Report the number of lines where the string "Salzuflen" occurs, and write nothing else.

- Dataset entries:
>>>

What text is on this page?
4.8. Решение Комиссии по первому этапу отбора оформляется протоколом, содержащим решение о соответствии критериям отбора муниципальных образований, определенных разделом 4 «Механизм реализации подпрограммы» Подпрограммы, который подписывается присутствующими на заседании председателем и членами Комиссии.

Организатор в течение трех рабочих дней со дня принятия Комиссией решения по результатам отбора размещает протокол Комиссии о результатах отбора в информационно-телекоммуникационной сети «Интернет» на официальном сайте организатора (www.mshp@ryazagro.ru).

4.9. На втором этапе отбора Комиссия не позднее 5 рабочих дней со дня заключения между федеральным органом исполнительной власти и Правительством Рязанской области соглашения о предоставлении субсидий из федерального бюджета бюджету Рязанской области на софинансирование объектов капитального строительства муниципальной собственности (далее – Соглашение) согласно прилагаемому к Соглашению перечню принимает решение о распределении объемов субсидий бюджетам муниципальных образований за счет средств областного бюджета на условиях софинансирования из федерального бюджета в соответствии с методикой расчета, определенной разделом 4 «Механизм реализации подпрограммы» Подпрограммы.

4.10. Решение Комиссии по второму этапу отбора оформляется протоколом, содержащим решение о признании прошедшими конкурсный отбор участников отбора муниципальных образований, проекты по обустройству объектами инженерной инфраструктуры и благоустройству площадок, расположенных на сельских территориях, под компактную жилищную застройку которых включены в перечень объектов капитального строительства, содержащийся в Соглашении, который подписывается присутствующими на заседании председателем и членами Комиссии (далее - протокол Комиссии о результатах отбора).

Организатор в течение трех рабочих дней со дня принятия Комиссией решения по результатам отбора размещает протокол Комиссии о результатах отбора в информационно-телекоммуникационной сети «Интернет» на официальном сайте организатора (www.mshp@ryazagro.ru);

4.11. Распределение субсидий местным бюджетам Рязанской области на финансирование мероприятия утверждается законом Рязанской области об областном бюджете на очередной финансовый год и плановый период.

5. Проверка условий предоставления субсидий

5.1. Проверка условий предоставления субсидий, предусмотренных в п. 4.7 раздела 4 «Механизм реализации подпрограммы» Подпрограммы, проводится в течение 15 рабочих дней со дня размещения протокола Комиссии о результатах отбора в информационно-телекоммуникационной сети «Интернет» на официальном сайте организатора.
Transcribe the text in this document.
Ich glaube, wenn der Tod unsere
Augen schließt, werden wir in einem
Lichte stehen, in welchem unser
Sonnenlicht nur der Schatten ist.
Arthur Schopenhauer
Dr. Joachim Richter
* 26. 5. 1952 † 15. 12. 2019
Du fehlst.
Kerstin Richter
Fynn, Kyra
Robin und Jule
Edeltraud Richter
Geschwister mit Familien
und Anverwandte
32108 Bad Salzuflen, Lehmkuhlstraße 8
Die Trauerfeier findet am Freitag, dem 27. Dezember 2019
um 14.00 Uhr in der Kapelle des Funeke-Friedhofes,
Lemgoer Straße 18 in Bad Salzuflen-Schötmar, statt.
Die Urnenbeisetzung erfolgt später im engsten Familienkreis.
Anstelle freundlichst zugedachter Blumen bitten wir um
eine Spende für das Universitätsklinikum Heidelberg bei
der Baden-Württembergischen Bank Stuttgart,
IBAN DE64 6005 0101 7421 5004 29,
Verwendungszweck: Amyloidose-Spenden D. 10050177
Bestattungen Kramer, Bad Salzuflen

<<<

- Output for this exercise:
3